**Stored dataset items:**

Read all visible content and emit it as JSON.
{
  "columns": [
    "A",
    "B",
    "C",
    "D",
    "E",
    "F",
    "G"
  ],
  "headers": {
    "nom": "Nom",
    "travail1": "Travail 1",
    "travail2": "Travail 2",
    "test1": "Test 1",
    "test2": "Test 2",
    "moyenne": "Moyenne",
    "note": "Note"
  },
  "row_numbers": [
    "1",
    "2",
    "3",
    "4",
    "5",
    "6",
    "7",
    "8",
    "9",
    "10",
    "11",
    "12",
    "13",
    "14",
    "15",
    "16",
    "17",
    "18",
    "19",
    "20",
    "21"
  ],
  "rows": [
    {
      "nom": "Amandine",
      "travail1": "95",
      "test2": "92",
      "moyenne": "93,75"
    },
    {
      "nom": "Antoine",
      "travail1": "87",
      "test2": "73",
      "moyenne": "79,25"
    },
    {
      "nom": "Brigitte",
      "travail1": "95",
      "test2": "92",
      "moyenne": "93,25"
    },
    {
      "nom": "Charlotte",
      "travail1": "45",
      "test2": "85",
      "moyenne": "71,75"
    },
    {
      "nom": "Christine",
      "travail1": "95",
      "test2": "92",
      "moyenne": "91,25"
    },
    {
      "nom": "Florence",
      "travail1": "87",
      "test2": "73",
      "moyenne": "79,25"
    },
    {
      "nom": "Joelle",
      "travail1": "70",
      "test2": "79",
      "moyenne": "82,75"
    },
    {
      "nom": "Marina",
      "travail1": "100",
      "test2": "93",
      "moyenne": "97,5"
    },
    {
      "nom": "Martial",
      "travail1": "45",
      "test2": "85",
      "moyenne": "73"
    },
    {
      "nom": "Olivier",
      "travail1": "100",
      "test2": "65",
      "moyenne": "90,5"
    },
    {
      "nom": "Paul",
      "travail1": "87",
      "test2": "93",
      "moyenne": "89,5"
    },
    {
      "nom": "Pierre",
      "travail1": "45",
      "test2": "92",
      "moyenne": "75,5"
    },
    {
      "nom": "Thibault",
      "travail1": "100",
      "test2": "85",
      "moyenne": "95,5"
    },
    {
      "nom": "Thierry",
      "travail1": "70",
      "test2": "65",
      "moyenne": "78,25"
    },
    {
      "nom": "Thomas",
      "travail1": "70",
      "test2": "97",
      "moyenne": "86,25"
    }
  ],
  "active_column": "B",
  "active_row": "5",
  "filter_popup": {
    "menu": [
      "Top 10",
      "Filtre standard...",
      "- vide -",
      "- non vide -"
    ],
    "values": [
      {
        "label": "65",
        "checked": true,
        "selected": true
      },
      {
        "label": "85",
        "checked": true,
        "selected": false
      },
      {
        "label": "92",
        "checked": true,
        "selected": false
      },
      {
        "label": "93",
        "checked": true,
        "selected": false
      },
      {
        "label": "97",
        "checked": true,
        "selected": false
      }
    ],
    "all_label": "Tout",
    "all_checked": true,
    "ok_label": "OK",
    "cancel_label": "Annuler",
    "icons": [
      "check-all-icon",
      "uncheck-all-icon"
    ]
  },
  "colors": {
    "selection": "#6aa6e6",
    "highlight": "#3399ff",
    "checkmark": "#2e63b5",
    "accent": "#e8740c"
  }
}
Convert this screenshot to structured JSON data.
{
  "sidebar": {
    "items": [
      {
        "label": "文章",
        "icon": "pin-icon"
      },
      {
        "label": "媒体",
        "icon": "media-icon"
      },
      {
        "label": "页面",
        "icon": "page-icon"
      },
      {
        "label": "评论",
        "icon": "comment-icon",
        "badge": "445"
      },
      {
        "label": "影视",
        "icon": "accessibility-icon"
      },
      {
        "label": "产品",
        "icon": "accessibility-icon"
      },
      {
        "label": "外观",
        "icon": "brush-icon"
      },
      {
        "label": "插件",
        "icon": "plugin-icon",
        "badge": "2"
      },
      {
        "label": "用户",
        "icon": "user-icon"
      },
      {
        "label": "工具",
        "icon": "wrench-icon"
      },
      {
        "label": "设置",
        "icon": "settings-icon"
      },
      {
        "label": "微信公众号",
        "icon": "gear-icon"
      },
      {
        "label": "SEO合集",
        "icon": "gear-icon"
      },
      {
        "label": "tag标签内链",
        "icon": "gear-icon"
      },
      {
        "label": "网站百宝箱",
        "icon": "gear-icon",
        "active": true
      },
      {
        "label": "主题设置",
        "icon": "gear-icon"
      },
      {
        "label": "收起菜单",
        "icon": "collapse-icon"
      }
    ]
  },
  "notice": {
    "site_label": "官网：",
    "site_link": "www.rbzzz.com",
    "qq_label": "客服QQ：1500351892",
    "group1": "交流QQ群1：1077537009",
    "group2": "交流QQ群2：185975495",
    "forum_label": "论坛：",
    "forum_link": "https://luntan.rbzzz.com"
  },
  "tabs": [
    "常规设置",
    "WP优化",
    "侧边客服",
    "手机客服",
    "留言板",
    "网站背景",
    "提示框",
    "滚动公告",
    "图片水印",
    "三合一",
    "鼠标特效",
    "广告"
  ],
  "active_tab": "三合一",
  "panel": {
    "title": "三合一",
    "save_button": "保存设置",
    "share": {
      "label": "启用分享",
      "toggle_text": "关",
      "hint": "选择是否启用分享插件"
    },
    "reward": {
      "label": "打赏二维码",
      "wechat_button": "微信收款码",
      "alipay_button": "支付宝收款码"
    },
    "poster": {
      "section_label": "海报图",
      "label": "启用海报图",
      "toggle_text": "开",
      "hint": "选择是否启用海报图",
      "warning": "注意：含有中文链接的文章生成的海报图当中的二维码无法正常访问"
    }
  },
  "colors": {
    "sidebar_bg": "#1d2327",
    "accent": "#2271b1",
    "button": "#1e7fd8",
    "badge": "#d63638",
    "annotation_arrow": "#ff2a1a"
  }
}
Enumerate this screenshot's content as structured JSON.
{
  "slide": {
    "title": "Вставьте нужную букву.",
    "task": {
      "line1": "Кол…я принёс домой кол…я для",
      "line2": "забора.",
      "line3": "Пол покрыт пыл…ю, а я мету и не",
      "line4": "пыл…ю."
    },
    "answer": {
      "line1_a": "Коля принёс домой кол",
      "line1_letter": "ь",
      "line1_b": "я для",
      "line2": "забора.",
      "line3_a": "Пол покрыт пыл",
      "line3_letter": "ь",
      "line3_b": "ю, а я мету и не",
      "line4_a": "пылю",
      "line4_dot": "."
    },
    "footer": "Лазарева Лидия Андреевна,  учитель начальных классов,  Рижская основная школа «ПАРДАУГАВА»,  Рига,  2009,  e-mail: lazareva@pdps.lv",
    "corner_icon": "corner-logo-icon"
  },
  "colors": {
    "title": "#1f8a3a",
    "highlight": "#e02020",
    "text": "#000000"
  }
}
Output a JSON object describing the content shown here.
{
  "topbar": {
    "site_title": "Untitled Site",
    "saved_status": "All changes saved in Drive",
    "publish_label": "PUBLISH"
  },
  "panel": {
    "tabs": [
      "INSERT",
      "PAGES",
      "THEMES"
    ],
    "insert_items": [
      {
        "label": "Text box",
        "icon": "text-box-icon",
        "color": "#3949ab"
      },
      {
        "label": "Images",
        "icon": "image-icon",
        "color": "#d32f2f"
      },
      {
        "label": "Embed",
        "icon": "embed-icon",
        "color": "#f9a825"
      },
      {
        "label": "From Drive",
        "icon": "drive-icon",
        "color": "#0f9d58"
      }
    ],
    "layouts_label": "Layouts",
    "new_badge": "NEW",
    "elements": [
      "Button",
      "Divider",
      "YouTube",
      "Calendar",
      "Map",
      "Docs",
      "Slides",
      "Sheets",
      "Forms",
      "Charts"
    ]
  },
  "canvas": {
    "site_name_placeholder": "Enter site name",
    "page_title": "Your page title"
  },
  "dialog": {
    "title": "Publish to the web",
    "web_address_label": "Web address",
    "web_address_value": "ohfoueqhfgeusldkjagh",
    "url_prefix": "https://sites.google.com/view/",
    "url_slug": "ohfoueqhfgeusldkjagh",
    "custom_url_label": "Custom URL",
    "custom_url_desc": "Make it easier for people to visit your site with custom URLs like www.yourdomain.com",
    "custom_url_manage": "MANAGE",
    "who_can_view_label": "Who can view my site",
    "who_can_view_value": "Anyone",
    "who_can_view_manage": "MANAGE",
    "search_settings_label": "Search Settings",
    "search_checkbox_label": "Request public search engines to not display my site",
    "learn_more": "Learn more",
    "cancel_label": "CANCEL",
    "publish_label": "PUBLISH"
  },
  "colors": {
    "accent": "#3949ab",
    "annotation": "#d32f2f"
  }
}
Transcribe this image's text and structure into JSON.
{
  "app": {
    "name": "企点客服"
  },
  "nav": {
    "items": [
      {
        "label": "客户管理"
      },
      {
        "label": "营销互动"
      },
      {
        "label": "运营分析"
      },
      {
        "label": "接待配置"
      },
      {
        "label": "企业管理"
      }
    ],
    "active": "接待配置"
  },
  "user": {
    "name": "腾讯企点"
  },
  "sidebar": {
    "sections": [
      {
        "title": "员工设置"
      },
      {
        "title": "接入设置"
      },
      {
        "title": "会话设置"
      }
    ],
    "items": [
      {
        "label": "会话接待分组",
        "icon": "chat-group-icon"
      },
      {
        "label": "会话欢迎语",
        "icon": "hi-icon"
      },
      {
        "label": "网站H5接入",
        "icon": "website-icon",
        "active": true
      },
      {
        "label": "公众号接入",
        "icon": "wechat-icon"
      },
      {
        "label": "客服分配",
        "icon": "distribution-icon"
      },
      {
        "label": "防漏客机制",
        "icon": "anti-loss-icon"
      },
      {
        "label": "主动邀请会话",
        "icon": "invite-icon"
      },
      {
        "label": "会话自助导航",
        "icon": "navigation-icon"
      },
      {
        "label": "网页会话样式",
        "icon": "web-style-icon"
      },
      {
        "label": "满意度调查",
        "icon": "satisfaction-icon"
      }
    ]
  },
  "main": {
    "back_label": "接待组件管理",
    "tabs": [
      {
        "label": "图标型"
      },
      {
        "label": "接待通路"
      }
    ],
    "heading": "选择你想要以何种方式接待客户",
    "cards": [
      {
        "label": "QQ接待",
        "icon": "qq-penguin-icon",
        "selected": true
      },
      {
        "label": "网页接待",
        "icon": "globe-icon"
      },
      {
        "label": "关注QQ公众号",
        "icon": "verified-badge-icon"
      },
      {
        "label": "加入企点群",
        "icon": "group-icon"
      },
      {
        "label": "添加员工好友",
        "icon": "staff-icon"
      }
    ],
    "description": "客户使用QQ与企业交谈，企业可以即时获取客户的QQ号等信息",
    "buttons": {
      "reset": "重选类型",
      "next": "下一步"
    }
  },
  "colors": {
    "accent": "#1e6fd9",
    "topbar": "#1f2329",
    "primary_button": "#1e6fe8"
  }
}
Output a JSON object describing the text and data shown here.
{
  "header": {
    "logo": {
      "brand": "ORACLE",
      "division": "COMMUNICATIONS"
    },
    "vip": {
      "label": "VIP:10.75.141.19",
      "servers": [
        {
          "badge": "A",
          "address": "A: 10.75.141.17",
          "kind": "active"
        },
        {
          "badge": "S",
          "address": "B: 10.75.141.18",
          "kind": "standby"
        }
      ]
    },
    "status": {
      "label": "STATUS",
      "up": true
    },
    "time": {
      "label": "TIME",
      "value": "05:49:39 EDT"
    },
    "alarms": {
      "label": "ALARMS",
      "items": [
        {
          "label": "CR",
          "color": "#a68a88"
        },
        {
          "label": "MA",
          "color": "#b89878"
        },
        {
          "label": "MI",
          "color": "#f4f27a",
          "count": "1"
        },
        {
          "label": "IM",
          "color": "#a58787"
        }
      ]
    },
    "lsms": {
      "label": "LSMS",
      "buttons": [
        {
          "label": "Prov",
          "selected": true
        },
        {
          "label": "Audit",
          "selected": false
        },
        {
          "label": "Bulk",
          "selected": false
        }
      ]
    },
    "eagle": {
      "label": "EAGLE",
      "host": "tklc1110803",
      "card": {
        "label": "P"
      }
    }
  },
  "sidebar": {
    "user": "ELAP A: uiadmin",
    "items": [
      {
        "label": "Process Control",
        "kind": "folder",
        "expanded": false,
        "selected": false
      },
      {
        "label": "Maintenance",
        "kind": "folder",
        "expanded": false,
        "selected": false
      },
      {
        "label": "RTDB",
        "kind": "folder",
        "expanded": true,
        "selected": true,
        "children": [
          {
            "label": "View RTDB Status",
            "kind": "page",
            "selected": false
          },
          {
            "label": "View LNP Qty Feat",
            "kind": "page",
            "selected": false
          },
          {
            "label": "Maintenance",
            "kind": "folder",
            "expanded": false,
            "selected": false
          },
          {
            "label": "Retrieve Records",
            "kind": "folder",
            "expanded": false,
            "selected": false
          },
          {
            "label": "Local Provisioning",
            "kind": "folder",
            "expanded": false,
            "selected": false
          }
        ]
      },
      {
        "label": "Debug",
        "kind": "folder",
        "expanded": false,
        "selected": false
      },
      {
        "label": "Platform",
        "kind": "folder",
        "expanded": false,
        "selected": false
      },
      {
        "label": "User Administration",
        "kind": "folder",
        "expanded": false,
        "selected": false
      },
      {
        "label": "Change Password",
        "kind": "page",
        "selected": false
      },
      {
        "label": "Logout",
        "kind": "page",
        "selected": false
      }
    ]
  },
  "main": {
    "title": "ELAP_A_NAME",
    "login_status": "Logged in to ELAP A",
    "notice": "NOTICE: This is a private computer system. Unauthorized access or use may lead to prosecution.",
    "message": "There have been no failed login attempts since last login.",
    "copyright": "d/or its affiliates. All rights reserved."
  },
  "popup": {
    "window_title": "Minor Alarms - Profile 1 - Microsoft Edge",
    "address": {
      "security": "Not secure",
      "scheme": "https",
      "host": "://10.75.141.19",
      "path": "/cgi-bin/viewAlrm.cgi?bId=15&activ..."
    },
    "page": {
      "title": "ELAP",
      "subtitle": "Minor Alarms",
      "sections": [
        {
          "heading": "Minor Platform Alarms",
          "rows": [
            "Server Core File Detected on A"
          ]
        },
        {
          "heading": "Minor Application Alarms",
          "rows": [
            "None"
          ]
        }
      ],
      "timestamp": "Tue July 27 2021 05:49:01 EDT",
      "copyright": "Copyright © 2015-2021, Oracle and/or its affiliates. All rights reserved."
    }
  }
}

**Your task:**
Which lines contain "принёс"? Copy each of them out.

**Solved problem:**
      "line1": "Кол…я принёс домой кол…я для",
      "line1_a": "Коля принёс домой кол",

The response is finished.